## WRITTEN TASK
Please pull out every line that includes the string "this".

[Records that describe figures]
— Begin —
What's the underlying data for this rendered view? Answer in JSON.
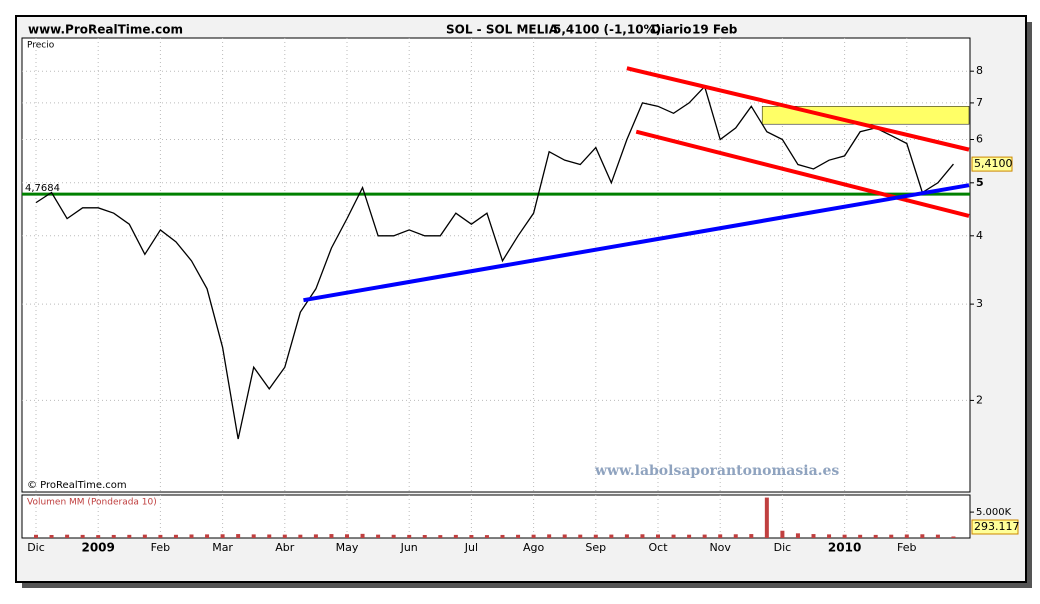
{
  "header": {
    "site": "www.ProRealTime.com",
    "instrument": "SOL - SOL MELIA",
    "quote": "5,4100 (-1,10%)",
    "period": "Diario",
    "date": "19 Feb"
  },
  "chart_data": {
    "type": "line",
    "panel_label": "Precio",
    "copyright": "© ProRealTime.com",
    "watermark": "www.labolsaporantonomasia.es",
    "log_scale": true,
    "grid": true,
    "color": "#000000",
    "categories": [
      "Dic",
      null,
      null,
      null,
      "2009",
      null,
      null,
      null,
      "Feb",
      null,
      null,
      null,
      "Mar",
      null,
      null,
      null,
      "Abr",
      null,
      null,
      null,
      "May",
      null,
      null,
      null,
      "Jun",
      null,
      null,
      null,
      "Jul",
      null,
      null,
      null,
      "Ago",
      null,
      null,
      null,
      "Sep",
      null,
      null,
      null,
      "Oct",
      null,
      null,
      null,
      "Nov",
      null,
      null,
      null,
      "Dic",
      null,
      null,
      null,
      "2010",
      null,
      null,
      null,
      "Feb",
      null,
      null,
      null
    ],
    "values": [
      4.6,
      4.8,
      4.3,
      4.5,
      4.5,
      4.4,
      4.2,
      3.7,
      4.1,
      3.9,
      3.6,
      3.2,
      2.5,
      1.7,
      2.3,
      2.1,
      2.3,
      2.9,
      3.2,
      3.8,
      4.3,
      4.9,
      4.0,
      4.0,
      4.1,
      4.0,
      4.0,
      4.4,
      4.2,
      4.4,
      3.6,
      4.0,
      4.4,
      5.7,
      5.5,
      5.4,
      5.8,
      5.0,
      6.0,
      7.0,
      6.9,
      6.7,
      7.0,
      7.5,
      6.0,
      6.3,
      6.9,
      6.2,
      6.0,
      5.4,
      5.3,
      5.5,
      5.6,
      6.2,
      6.3,
      6.1,
      5.9,
      4.8,
      5.0,
      5.41
    ],
    "last_price_label": "5,4100",
    "ylim": [
      1.36,
      9.2
    ],
    "yticks": [
      2,
      3,
      4,
      5,
      6,
      7,
      8
    ],
    "hline": {
      "value": 4.7684,
      "label": "4,7684",
      "color": "#008000"
    },
    "trend_lines": [
      {
        "x": [
          38,
          60
        ],
        "y": [
          8.1,
          5.75
        ],
        "color": "#ff0000"
      },
      {
        "x": [
          38.6,
          60
        ],
        "y": [
          6.2,
          4.35
        ],
        "color": "#ff0000"
      },
      {
        "x": [
          17.2,
          60
        ],
        "y": [
          3.05,
          4.95
        ],
        "color": "#0000ff"
      }
    ],
    "zone": {
      "x": [
        46.7,
        60
      ],
      "y": [
        6.4,
        6.9
      ],
      "color": "#ffff66"
    },
    "volume": {
      "label": "Volumen MM (Ponderada 10)",
      "color": "#c04040",
      "values": [
        620,
        580,
        640,
        600,
        560,
        590,
        610,
        650,
        600,
        620,
        680,
        700,
        720,
        760,
        700,
        680,
        650,
        640,
        700,
        760,
        720,
        800,
        650,
        620,
        600,
        580,
        560,
        600,
        580,
        560,
        590,
        620,
        640,
        700,
        680,
        650,
        640,
        660,
        700,
        720,
        680,
        650,
        640,
        660,
        700,
        720,
        760,
        7800,
        1400,
        900,
        760,
        700,
        640,
        620,
        600,
        640,
        680,
        720,
        650,
        293.117
      ],
      "ylim": [
        0,
        8300
      ],
      "yticks": [
        {
          "value": 5000,
          "label": "5.000K"
        }
      ]
    }
  }
}
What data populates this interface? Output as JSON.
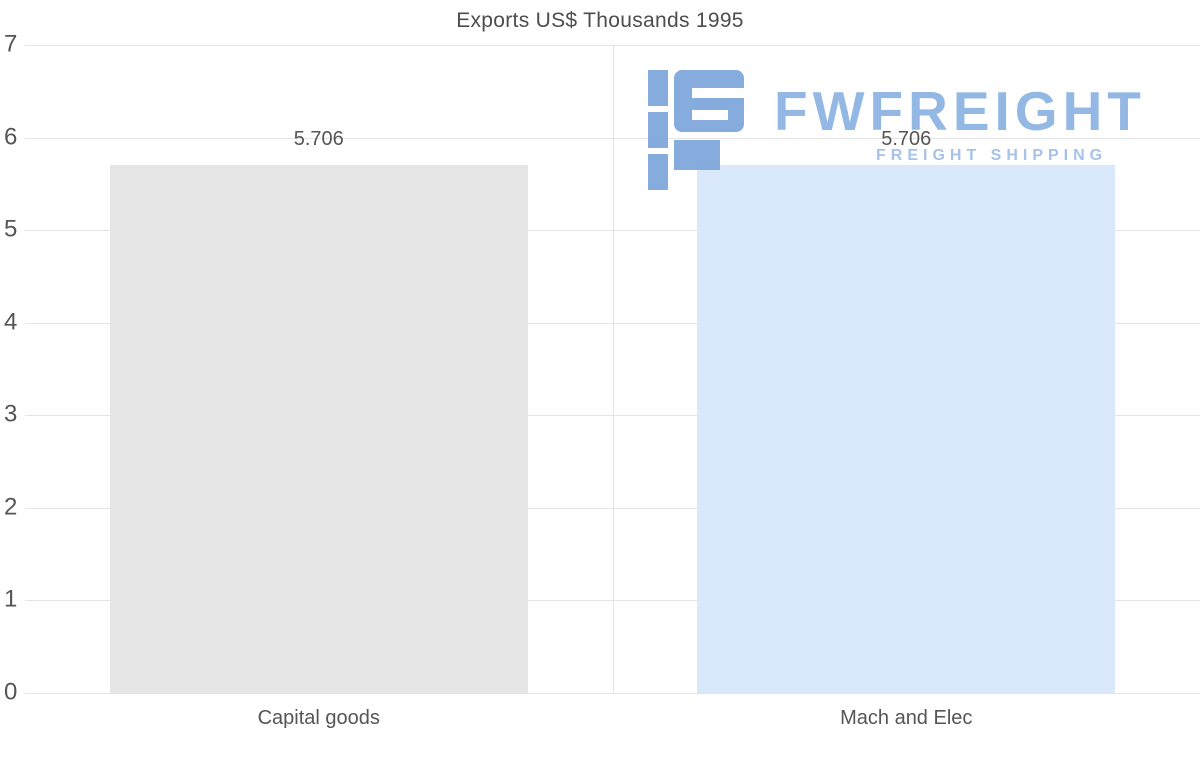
{
  "chart_data": {
    "type": "bar",
    "title": "Exports US$ Thousands 1995",
    "categories": [
      "Capital goods",
      "Mach and Elec"
    ],
    "values": [
      5.706,
      5.706
    ],
    "value_labels": [
      "5.706",
      "5.706"
    ],
    "bar_colors": [
      "#e6e6e6",
      "#d9e8fa"
    ],
    "xlabel": "",
    "ylabel": "",
    "ylim": [
      0,
      7
    ],
    "y_ticks": [
      7,
      6,
      5,
      4,
      3,
      2,
      1,
      0
    ],
    "grid": true,
    "legend": false
  },
  "watermark": {
    "brand": "FWFREIGHT",
    "tagline": "FREIGHT SHIPPING",
    "color": "#8cb2e2"
  },
  "colors": {
    "title": "#4d4d4d",
    "axis_text": "#555555",
    "gridline": "#e4e4e4"
  }
}
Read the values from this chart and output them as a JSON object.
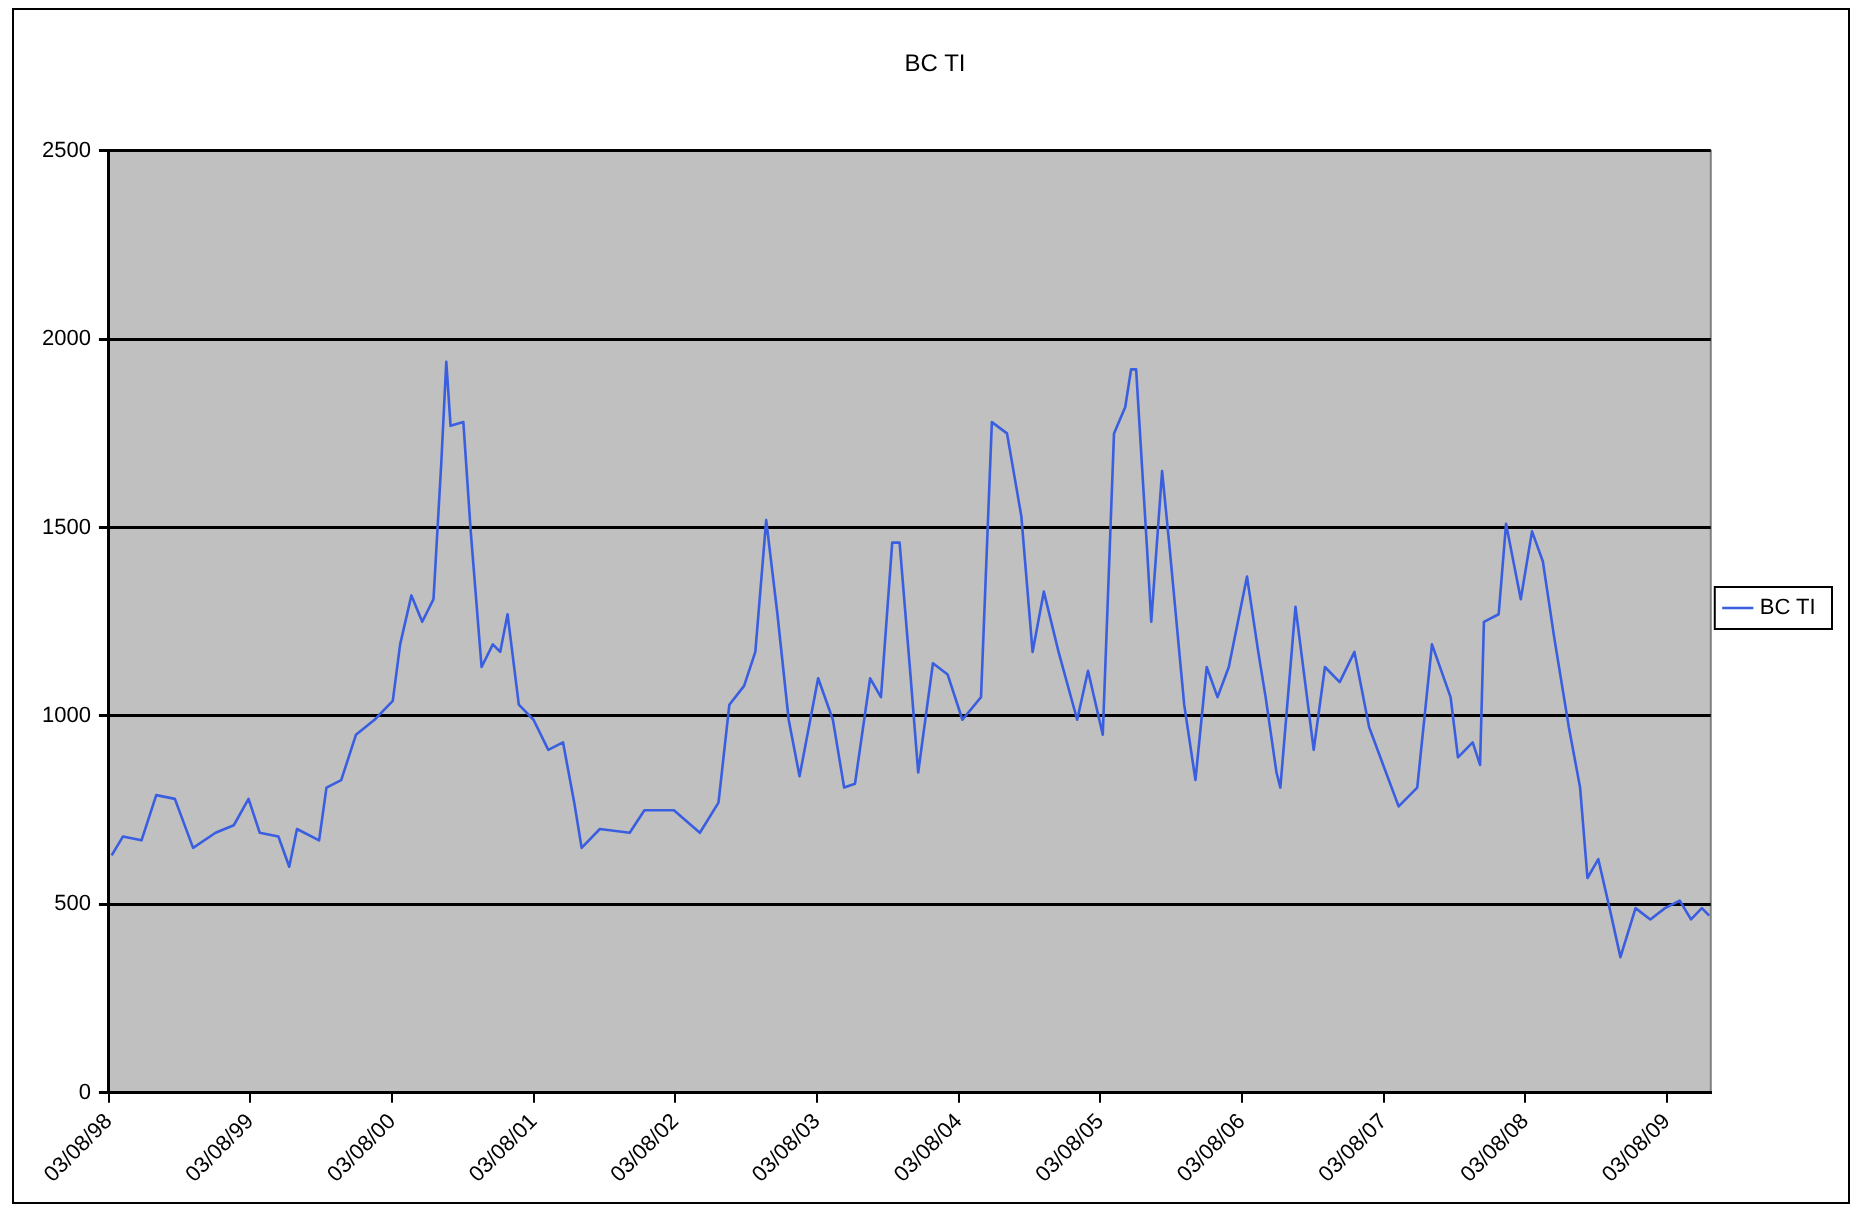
{
  "chart_data": {
    "type": "line",
    "title": "BC TI",
    "legend": "right",
    "grid": "y",
    "marker": "none",
    "line_style": "solid",
    "ylim": [
      0,
      2500
    ],
    "yticks": [
      0,
      500,
      1000,
      1500,
      2000,
      2500
    ],
    "xlim": [
      "1998-08-03",
      "2009-11-24"
    ],
    "xticks": [
      {
        "value": "1998-08-03",
        "label": "03/08/98"
      },
      {
        "value": "1999-08-03",
        "label": "03/08/99"
      },
      {
        "value": "2000-08-03",
        "label": "03/08/00"
      },
      {
        "value": "2001-08-03",
        "label": "03/08/01"
      },
      {
        "value": "2002-08-03",
        "label": "03/08/02"
      },
      {
        "value": "2003-08-03",
        "label": "03/08/03"
      },
      {
        "value": "2004-08-03",
        "label": "03/08/04"
      },
      {
        "value": "2005-08-03",
        "label": "03/08/05"
      },
      {
        "value": "2006-08-03",
        "label": "03/08/06"
      },
      {
        "value": "2007-08-03",
        "label": "03/08/07"
      },
      {
        "value": "2008-08-03",
        "label": "03/08/08"
      },
      {
        "value": "2009-08-03",
        "label": "03/08/09"
      }
    ],
    "x": [
      "1998-08-10",
      "1998-09-08",
      "1998-10-26",
      "1998-12-03",
      "1999-01-20",
      "1999-03-08",
      "1999-05-05",
      "1999-06-21",
      "1999-07-29",
      "1999-08-27",
      "1999-10-14",
      "1999-11-11",
      "1999-12-01",
      "2000-01-27",
      "2000-02-15",
      "2000-03-24",
      "2000-05-01",
      "2000-06-18",
      "2000-08-04",
      "2000-08-23",
      "2000-09-21",
      "2000-10-19",
      "2000-11-17",
      "2000-12-07",
      "2000-12-20",
      "2000-12-31",
      "2001-02-02",
      "2001-02-21",
      "2001-03-21",
      "2001-04-19",
      "2001-05-08",
      "2001-05-27",
      "2001-06-25",
      "2001-08-02",
      "2001-09-09",
      "2001-10-17",
      "2001-11-15",
      "2001-12-04",
      "2002-01-20",
      "2002-04-07",
      "2002-05-15",
      "2002-07-30",
      "2002-10-05",
      "2002-11-22",
      "2002-12-20",
      "2003-01-27",
      "2003-02-25",
      "2003-03-25",
      "2003-04-23",
      "2003-05-22",
      "2003-06-19",
      "2003-08-06",
      "2003-09-13",
      "2003-10-12",
      "2003-11-09",
      "2003-12-18",
      "2004-01-15",
      "2004-02-13",
      "2004-03-03",
      "2004-03-31",
      "2004-04-20",
      "2004-05-28",
      "2004-07-05",
      "2004-08-12",
      "2004-09-29",
      "2004-10-27",
      "2004-12-05",
      "2005-01-11",
      "2005-02-09",
      "2005-03-10",
      "2005-04-17",
      "2005-06-04",
      "2005-07-02",
      "2005-08-09",
      "2005-09-07",
      "2005-10-06",
      "2005-10-21",
      "2005-11-03",
      "2005-12-02",
      "2005-12-12",
      "2006-01-09",
      "2006-01-28",
      "2006-03-07",
      "2006-04-05",
      "2006-05-04",
      "2006-06-01",
      "2006-06-30",
      "2006-08-16",
      "2006-09-14",
      "2006-10-03",
      "2006-10-31",
      "2006-11-10",
      "2006-12-19",
      "2007-02-04",
      "2007-03-05",
      "2007-04-12",
      "2007-05-20",
      "2007-06-27",
      "2007-09-11",
      "2007-10-29",
      "2007-12-06",
      "2008-01-23",
      "2008-02-11",
      "2008-03-20",
      "2008-04-08",
      "2008-04-18",
      "2008-05-26",
      "2008-06-14",
      "2008-07-22",
      "2008-08-20",
      "2008-09-17",
      "2008-10-16",
      "2008-11-23",
      "2008-12-22",
      "2009-01-10",
      "2009-02-07",
      "2009-03-08",
      "2009-04-05",
      "2009-05-14",
      "2009-06-21",
      "2009-07-29",
      "2009-09-05",
      "2009-10-04",
      "2009-11-01",
      "2009-11-20"
    ],
    "series": [
      {
        "name": "BC TI",
        "color": "#3a5ee0",
        "values": [
          630,
          680,
          670,
          790,
          780,
          650,
          690,
          710,
          780,
          690,
          680,
          600,
          700,
          670,
          810,
          830,
          950,
          990,
          1040,
          1190,
          1320,
          1250,
          1310,
          1670,
          1940,
          1770,
          1780,
          1490,
          1130,
          1190,
          1170,
          1270,
          1030,
          990,
          910,
          930,
          770,
          650,
          700,
          690,
          750,
          750,
          690,
          770,
          1030,
          1080,
          1170,
          1520,
          1270,
          990,
          840,
          1100,
          990,
          810,
          820,
          1100,
          1050,
          1460,
          1460,
          1110,
          850,
          1140,
          1110,
          990,
          1050,
          1780,
          1750,
          1530,
          1170,
          1330,
          1170,
          990,
          1120,
          950,
          1750,
          1820,
          1920,
          1920,
          1430,
          1250,
          1650,
          1450,
          1030,
          830,
          1130,
          1050,
          1130,
          1370,
          1170,
          1050,
          850,
          810,
          1290,
          910,
          1130,
          1090,
          1170,
          970,
          760,
          810,
          1190,
          1050,
          890,
          930,
          870,
          1250,
          1270,
          1510,
          1310,
          1490,
          1410,
          1210,
          970,
          810,
          570,
          620,
          490,
          360,
          490,
          460,
          490,
          510,
          460,
          490,
          470
        ]
      }
    ]
  }
}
— End —
## REPLY
What's the underlying data for this rendered view? Answer in JSON.
What data populates this interface? Output as JSON.
Read the values from this chart and output them as a JSON object.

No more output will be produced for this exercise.